___ Exercise input ___
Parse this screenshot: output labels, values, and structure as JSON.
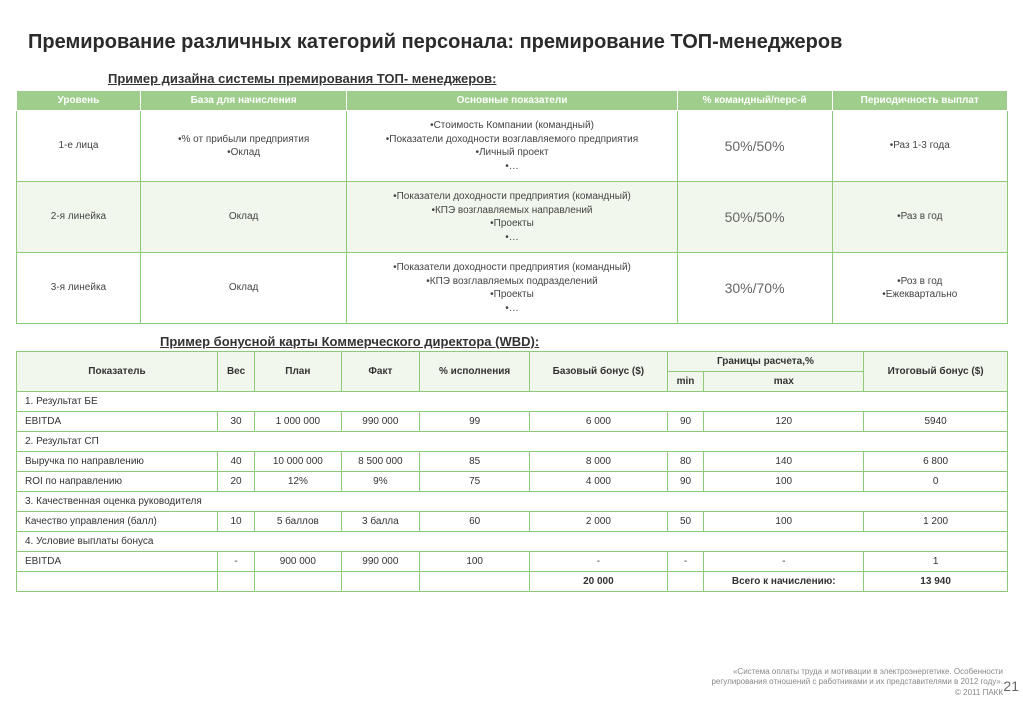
{
  "title": "Премирование различных категорий персонала: премирование ТОП-менеджеров",
  "sub1": "Пример дизайна системы премирования ТОП- менеджеров:",
  "sub2": "Пример бонусной карты Коммерческого директора (WBD):",
  "table1": {
    "headers": [
      "Уровень",
      "База для начисления",
      "Основные показатели",
      "% командный/перс-й",
      "Периодичность выплат"
    ],
    "rows": [
      {
        "lvl": "1-е лица",
        "base": "•% от прибыли предприятия\n•Оклад",
        "kpi": "•Стоимость Компании (командный)\n•Показатели доходности  возглавляемого предприятия\n•Личный проект\n•…",
        "ratio": "50%/50%",
        "period": "•Раз 1-3 года"
      },
      {
        "lvl": "2-я линейка",
        "base": "Оклад",
        "kpi": "•Показатели доходности  предприятия (командный)\n•КПЭ возглавляемых направлений\n•Проекты\n•…",
        "ratio": "50%/50%",
        "period": "•Раз в год"
      },
      {
        "lvl": "3-я линейка",
        "base": "Оклад",
        "kpi": "•Показатели доходности  предприятия (командный)\n•КПЭ возглавляемых подразделений\n•Проекты\n•…",
        "ratio": "30%/70%",
        "period": "•Роз в год\n•Ежеквартально"
      }
    ]
  },
  "table2": {
    "headers": {
      "c1": "Показатель",
      "c2": "Вес",
      "c3": "План",
      "c4": "Факт",
      "c5": "% исполнения",
      "c6": "Базовый бонус ($)",
      "cgrp": "Границы расчета,%",
      "c7": "min",
      "c8": "max",
      "c9": "Итоговый бонус ($)"
    },
    "sections": [
      {
        "label": "1. Результат БЕ",
        "rows": [
          {
            "name": "EBITDA",
            "w": "30",
            "plan": "1 000 000",
            "fact": "990 000",
            "pct": "99",
            "base": "6 000",
            "min": "90",
            "max": "120",
            "fin": "5940"
          }
        ]
      },
      {
        "label": "2. Результат СП",
        "rows": [
          {
            "name": "Выручка по направлению",
            "w": "40",
            "plan": "10 000 000",
            "fact": "8 500 000",
            "pct": "85",
            "base": "8 000",
            "min": "80",
            "max": "140",
            "fin": "6 800"
          },
          {
            "name": "ROI по направлению",
            "w": "20",
            "plan": "12%",
            "fact": "9%",
            "pct": "75",
            "base": "4 000",
            "min": "90",
            "max": "100",
            "fin": "0"
          }
        ]
      },
      {
        "label": "3. Качественная оценка руководителя",
        "rows": [
          {
            "name": "Качество управления (балл)",
            "w": "10",
            "plan": "5 баллов",
            "fact": "3 балла",
            "pct": "60",
            "base": "2 000",
            "min": "50",
            "max": "100",
            "fin": "1 200"
          }
        ]
      },
      {
        "label": "4. Условие выплаты бонуса",
        "rows": [
          {
            "name": "EBITDA",
            "w": "-",
            "plan": "900 000",
            "fact": "990 000",
            "pct": "100",
            "base": "-",
            "min": "-",
            "max": "-",
            "fin": "1"
          }
        ]
      }
    ],
    "total": {
      "base": "20 000",
      "label": "Всего к начислению:",
      "fin": "13 940"
    }
  },
  "footer": {
    "line1": "«Система оплаты труда и мотивации в электроэнергетике. Особенности",
    "line2": "регулирования отношений с работниками и их представителями в 2012 году».",
    "copy": "© 2011 ПАКК"
  },
  "pagenum": "21",
  "colors": {
    "header_bg": "#9fce8c",
    "border": "#8fc97a",
    "alt_row": "#f1f7ed"
  }
}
___
* Exercise task: Every line of text is to be repeated exactly; pictures are left out.

* Full output:
Parse this screenshot: output labels, values, and structure as JSON.
{
  "title": "Премирование различных категорий персонала: премирование ТОП-менеджеров",
  "sub1": "Пример дизайна системы премирования ТОП- менеджеров:",
  "sub2": "Пример бонусной карты Коммерческого директора (WBD):",
  "table1": {
    "headers": [
      "Уровень",
      "База для начисления",
      "Основные показатели",
      "% командный/перс-й",
      "Периодичность выплат"
    ],
    "rows": [
      {
        "lvl": "1-е лица",
        "base": "•% от прибыли предприятия\n•Оклад",
        "kpi": "•Стоимость Компании (командный)\n•Показатели доходности  возглавляемого предприятия\n•Личный проект\n•…",
        "ratio": "50%/50%",
        "period": "•Раз 1-3 года"
      },
      {
        "lvl": "2-я линейка",
        "base": "Оклад",
        "kpi": "•Показатели доходности  предприятия (командный)\n•КПЭ возглавляемых направлений\n•Проекты\n•…",
        "ratio": "50%/50%",
        "period": "•Раз в год"
      },
      {
        "lvl": "3-я линейка",
        "base": "Оклад",
        "kpi": "•Показатели доходности  предприятия (командный)\n•КПЭ возглавляемых подразделений\n•Проекты\n•…",
        "ratio": "30%/70%",
        "period": "•Роз в год\n•Ежеквартально"
      }
    ]
  },
  "table2": {
    "headers": {
      "c1": "Показатель",
      "c2": "Вес",
      "c3": "План",
      "c4": "Факт",
      "c5": "% исполнения",
      "c6": "Базовый бонус ($)",
      "cgrp": "Границы расчета,%",
      "c7": "min",
      "c8": "max",
      "c9": "Итоговый бонус ($)"
    },
    "sections": [
      {
        "label": "1. Результат БЕ",
        "rows": [
          {
            "name": "EBITDA",
            "w": "30",
            "plan": "1 000 000",
            "fact": "990 000",
            "pct": "99",
            "base": "6 000",
            "min": "90",
            "max": "120",
            "fin": "5940"
          }
        ]
      },
      {
        "label": "2. Результат СП",
        "rows": [
          {
            "name": "Выручка по направлению",
            "w": "40",
            "plan": "10 000 000",
            "fact": "8 500 000",
            "pct": "85",
            "base": "8 000",
            "min": "80",
            "max": "140",
            "fin": "6 800"
          },
          {
            "name": "ROI по направлению",
            "w": "20",
            "plan": "12%",
            "fact": "9%",
            "pct": "75",
            "base": "4 000",
            "min": "90",
            "max": "100",
            "fin": "0"
          }
        ]
      },
      {
        "label": "3. Качественная оценка руководителя",
        "rows": [
          {
            "name": "Качество управления (балл)",
            "w": "10",
            "plan": "5 баллов",
            "fact": "3 балла",
            "pct": "60",
            "base": "2 000",
            "min": "50",
            "max": "100",
            "fin": "1 200"
          }
        ]
      },
      {
        "label": "4. Условие выплаты бонуса",
        "rows": [
          {
            "name": "EBITDA",
            "w": "-",
            "plan": "900 000",
            "fact": "990 000",
            "pct": "100",
            "base": "-",
            "min": "-",
            "max": "-",
            "fin": "1"
          }
        ]
      }
    ],
    "total": {
      "base": "20 000",
      "label": "Всего к начислению:",
      "fin": "13 940"
    }
  },
  "footer": {
    "line1": "«Система оплаты труда и мотивации в электроэнергетике. Особенности",
    "line2": "регулирования отношений с работниками и их представителями в 2012 году».",
    "copy": "© 2011 ПАКК"
  },
  "pagenum": "21",
  "colors": {
    "header_bg": "#9fce8c",
    "border": "#8fc97a",
    "alt_row": "#f1f7ed"
  }
}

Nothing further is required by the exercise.